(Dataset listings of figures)
===

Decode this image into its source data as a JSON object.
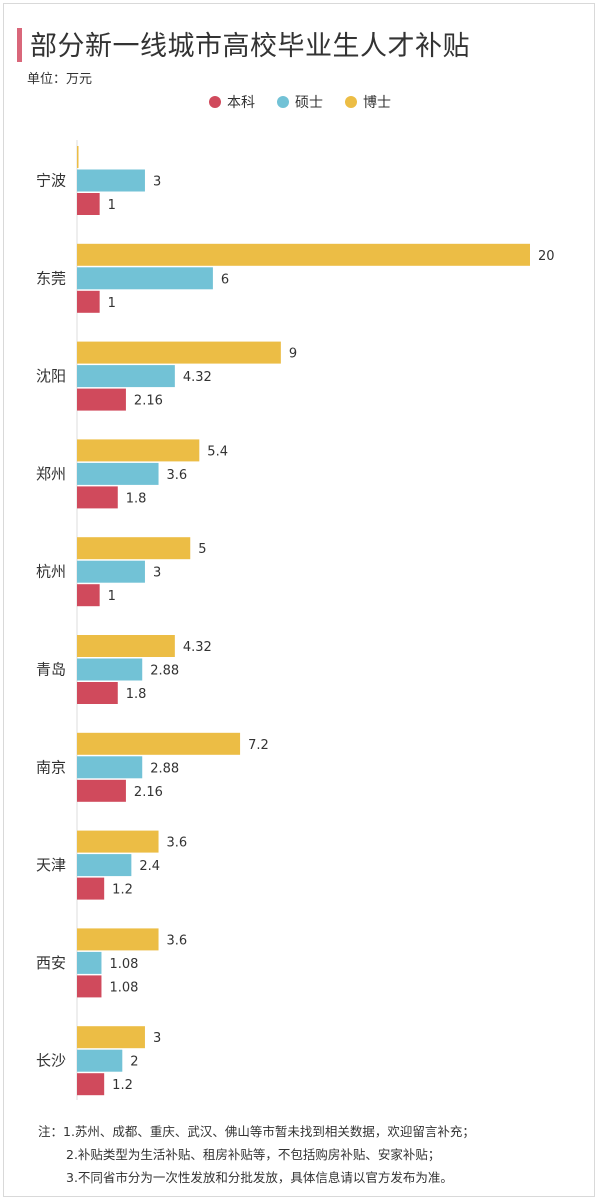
{
  "header": {
    "title": "部分新一线城市高校毕业生人才补贴",
    "unit": "单位：万元"
  },
  "colors": {
    "benke": "#d04a5c",
    "shuoshi": "#72c2d6",
    "boshi": "#ecbd45"
  },
  "chart_data": {
    "type": "bar",
    "orientation": "horizontal",
    "categories": [
      "宁波",
      "东莞",
      "沈阳",
      "郑州",
      "杭州",
      "青岛",
      "南京",
      "天津",
      "西安",
      "长沙"
    ],
    "series": [
      {
        "name": "博士",
        "key": "boshi",
        "values": [
          null,
          20,
          9,
          5.4,
          5,
          4.32,
          7.2,
          3.6,
          3.6,
          3
        ]
      },
      {
        "name": "硕士",
        "key": "shuoshi",
        "values": [
          3,
          6,
          4.32,
          3.6,
          3,
          2.88,
          2.88,
          2.4,
          1.08,
          2
        ]
      },
      {
        "name": "本科",
        "key": "benke",
        "values": [
          1,
          1,
          2.16,
          1.8,
          1,
          1.8,
          2.16,
          1.2,
          1.08,
          1.2
        ]
      }
    ],
    "legend_order": [
      "本科",
      "硕士",
      "博士"
    ],
    "legend_position": "top-center",
    "xlim": [
      0,
      20
    ],
    "grid": false
  },
  "notes": {
    "line1": "注：1.苏州、成都、重庆、武汉、佛山等市暂未找到相关数据，欢迎留言补充；",
    "line2": "2.补贴类型为生活补贴、租房补贴等，不包括购房补贴、安家补贴；",
    "line3": "3.不同省市分为一次性发放和分批发放，具体信息请以官方发布为准。"
  }
}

===

--- Required work ---
Reproduce each line word for word and drop the pictures.

--- Answer ---
Decode this image into its source data as a JSON object.
{
  "header": {
    "title": "部分新一线城市高校毕业生人才补贴",
    "unit": "单位：万元"
  },
  "colors": {
    "benke": "#d04a5c",
    "shuoshi": "#72c2d6",
    "boshi": "#ecbd45"
  },
  "chart_data": {
    "type": "bar",
    "orientation": "horizontal",
    "categories": [
      "宁波",
      "东莞",
      "沈阳",
      "郑州",
      "杭州",
      "青岛",
      "南京",
      "天津",
      "西安",
      "长沙"
    ],
    "series": [
      {
        "name": "博士",
        "key": "boshi",
        "values": [
          null,
          20,
          9,
          5.4,
          5,
          4.32,
          7.2,
          3.6,
          3.6,
          3
        ]
      },
      {
        "name": "硕士",
        "key": "shuoshi",
        "values": [
          3,
          6,
          4.32,
          3.6,
          3,
          2.88,
          2.88,
          2.4,
          1.08,
          2
        ]
      },
      {
        "name": "本科",
        "key": "benke",
        "values": [
          1,
          1,
          2.16,
          1.8,
          1,
          1.8,
          2.16,
          1.2,
          1.08,
          1.2
        ]
      }
    ],
    "legend_order": [
      "本科",
      "硕士",
      "博士"
    ],
    "legend_position": "top-center",
    "xlim": [
      0,
      20
    ],
    "grid": false
  },
  "notes": {
    "line1": "注：1.苏州、成都、重庆、武汉、佛山等市暂未找到相关数据，欢迎留言补充；",
    "line2": "2.补贴类型为生活补贴、租房补贴等，不包括购房补贴、安家补贴；",
    "line3": "3.不同省市分为一次性发放和分批发放，具体信息请以官方发布为准。"
  }
}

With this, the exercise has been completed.